◆ **Record extracts**:
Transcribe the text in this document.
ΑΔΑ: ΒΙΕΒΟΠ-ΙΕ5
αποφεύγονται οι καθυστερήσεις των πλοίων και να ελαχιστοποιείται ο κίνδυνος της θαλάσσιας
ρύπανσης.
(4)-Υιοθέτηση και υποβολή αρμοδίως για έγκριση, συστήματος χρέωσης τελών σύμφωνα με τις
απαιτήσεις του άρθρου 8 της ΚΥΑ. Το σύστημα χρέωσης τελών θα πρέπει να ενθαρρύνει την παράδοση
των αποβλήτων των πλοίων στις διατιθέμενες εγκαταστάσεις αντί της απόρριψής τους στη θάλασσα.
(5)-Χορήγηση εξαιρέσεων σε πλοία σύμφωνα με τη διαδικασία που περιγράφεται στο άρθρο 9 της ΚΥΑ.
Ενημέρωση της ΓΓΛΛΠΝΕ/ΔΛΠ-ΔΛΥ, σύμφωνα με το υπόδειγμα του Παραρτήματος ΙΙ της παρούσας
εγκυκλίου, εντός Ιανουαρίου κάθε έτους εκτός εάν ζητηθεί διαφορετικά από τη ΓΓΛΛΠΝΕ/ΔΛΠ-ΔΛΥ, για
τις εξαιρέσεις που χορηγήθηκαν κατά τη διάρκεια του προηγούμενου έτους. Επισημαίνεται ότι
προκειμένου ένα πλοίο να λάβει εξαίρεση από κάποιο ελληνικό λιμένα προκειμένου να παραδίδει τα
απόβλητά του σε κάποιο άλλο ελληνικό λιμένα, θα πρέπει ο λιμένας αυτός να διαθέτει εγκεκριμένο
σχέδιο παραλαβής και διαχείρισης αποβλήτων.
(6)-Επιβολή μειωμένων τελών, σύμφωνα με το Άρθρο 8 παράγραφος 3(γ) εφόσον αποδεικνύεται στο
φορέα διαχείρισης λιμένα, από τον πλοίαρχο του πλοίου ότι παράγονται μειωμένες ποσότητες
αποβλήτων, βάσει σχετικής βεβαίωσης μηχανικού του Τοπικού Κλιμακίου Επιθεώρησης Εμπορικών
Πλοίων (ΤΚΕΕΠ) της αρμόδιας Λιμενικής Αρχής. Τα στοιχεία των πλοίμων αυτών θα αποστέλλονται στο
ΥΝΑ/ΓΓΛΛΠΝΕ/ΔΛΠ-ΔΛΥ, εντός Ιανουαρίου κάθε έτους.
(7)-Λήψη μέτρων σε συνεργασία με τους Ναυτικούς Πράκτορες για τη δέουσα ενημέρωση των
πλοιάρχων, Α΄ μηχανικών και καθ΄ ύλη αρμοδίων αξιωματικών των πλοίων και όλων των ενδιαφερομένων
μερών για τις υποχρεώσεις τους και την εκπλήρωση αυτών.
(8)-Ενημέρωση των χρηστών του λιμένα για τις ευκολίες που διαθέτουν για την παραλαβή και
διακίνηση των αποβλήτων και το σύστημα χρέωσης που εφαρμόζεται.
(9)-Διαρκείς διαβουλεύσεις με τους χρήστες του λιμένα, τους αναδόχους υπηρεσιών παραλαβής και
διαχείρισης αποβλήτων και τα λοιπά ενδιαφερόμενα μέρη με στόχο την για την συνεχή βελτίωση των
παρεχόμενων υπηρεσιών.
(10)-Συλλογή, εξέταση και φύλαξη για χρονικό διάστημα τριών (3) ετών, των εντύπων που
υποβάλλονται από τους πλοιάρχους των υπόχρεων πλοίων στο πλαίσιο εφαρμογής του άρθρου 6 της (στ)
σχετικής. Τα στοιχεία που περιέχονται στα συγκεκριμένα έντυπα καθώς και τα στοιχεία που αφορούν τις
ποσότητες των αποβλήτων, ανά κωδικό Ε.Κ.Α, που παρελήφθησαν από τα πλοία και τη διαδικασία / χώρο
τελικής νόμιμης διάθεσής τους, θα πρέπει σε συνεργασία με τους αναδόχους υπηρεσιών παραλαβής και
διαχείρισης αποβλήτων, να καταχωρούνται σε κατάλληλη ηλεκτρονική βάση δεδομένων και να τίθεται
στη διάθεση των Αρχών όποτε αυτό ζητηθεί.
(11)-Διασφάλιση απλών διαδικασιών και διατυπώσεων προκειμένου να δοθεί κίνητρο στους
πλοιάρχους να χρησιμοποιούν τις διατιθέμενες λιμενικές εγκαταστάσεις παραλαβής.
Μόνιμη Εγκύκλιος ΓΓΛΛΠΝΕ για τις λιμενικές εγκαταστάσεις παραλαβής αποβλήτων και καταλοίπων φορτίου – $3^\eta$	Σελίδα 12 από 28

◆ **The exercise**: Write out all the lines again, exactly as they are.

◆ **Exercise result**:
Transcribe the text in this document.
ΑΔΑ: ΒΙΕΒΟΠ-ΙΕ5
αποφεύγονται οι καθυστερήσεις των πλοίων και να ελαχιστοποιείται ο κίνδυνος της θαλάσσιας
ρύπανσης.
(4)-Υιοθέτηση και υποβολή αρμοδίως για έγκριση, συστήματος χρέωσης τελών σύμφωνα με τις
απαιτήσεις του άρθρου 8 της ΚΥΑ. Το σύστημα χρέωσης τελών θα πρέπει να ενθαρρύνει την παράδοση
των αποβλήτων των πλοίων στις διατιθέμενες εγκαταστάσεις αντί της απόρριψής τους στη θάλασσα.
(5)-Χορήγηση εξαιρέσεων σε πλοία σύμφωνα με τη διαδικασία που περιγράφεται στο άρθρο 9 της ΚΥΑ.
Ενημέρωση της ΓΓΛΛΠΝΕ/ΔΛΠ-ΔΛΥ, σύμφωνα με το υπόδειγμα του Παραρτήματος ΙΙ της παρούσας
εγκυκλίου, εντός Ιανουαρίου κάθε έτους εκτός εάν ζητηθεί διαφορετικά από τη ΓΓΛΛΠΝΕ/ΔΛΠ-ΔΛΥ, για
τις εξαιρέσεις που χορηγήθηκαν κατά τη διάρκεια του προηγούμενου έτους. Επισημαίνεται ότι
προκειμένου ένα πλοίο να λάβει εξαίρεση από κάποιο ελληνικό λιμένα προκειμένου να παραδίδει τα
απόβλητά του σε κάποιο άλλο ελληνικό λιμένα, θα πρέπει ο λιμένας αυτός να διαθέτει εγκεκριμένο
σχέδιο παραλαβής και διαχείρισης αποβλήτων.
(6)-Επιβολή μειωμένων τελών, σύμφωνα με το Άρθρο 8 παράγραφος 3(γ) εφόσον αποδεικνύεται στο
φορέα διαχείρισης λιμένα, από τον πλοίαρχο του πλοίου ότι παράγονται μειωμένες ποσότητες
αποβλήτων, βάσει σχετικής βεβαίωσης μηχανικού του Τοπικού Κλιμακίου Επιθεώρησης Εμπορικών
Πλοίων (ΤΚΕΕΠ) της αρμόδιας Λιμενικής Αρχής. Τα στοιχεία των πλοίμων αυτών θα αποστέλλονται στο
ΥΝΑ/ΓΓΛΛΠΝΕ/ΔΛΠ-ΔΛΥ, εντός Ιανουαρίου κάθε έτους.
(7)-Λήψη μέτρων σε συνεργασία με τους Ναυτικούς Πράκτορες για τη δέουσα ενημέρωση των
πλοιάρχων, Α΄ μηχανικών και καθ΄ ύλη αρμοδίων αξιωματικών των πλοίων και όλων των ενδιαφερομένων
μερών για τις υποχρεώσεις τους και την εκπλήρωση αυτών.
(8)-Ενημέρωση των χρηστών του λιμένα για τις ευκολίες που διαθέτουν για την παραλαβή και
διακίνηση των αποβλήτων και το σύστημα χρέωσης που εφαρμόζεται.
(9)-Διαρκείς διαβουλεύσεις με τους χρήστες του λιμένα, τους αναδόχους υπηρεσιών παραλαβής και
διαχείρισης αποβλήτων και τα λοιπά ενδιαφερόμενα μέρη με στόχο την για την συνεχή βελτίωση των
παρεχόμενων υπηρεσιών.
(10)-Συλλογή, εξέταση και φύλαξη για χρονικό διάστημα τριών (3) ετών, των εντύπων που
υποβάλλονται από τους πλοιάρχους των υπόχρεων πλοίων στο πλαίσιο εφαρμογής του άρθρου 6 της (στ)
σχετικής. Τα στοιχεία που περιέχονται στα συγκεκριμένα έντυπα καθώς και τα στοιχεία που αφορούν τις
ποσότητες των αποβλήτων, ανά κωδικό Ε.Κ.Α, που παρελήφθησαν από τα πλοία και τη διαδικασία / χώρο
τελικής νόμιμης διάθεσής τους, θα πρέπει σε συνεργασία με τους αναδόχους υπηρεσιών παραλαβής και
διαχείρισης αποβλήτων, να καταχωρούνται σε κατάλληλη ηλεκτρονική βάση δεδομένων και να τίθεται
στη διάθεση των Αρχών όποτε αυτό ζητηθεί.
(11)-Διασφάλιση απλών διαδικασιών και διατυπώσεων προκειμένου να δοθεί κίνητρο στους
πλοιάρχους να χρησιμοποιούν τις διατιθέμενες λιμενικές εγκαταστάσεις παραλαβής.
Μόνιμη Εγκύκλιος ΓΓΛΛΠΝΕ για τις λιμενικές εγκαταστάσεις παραλαβής αποβλήτων και καταλοίπων φορτίου – $3^\eta$	Σελίδα 12 από 28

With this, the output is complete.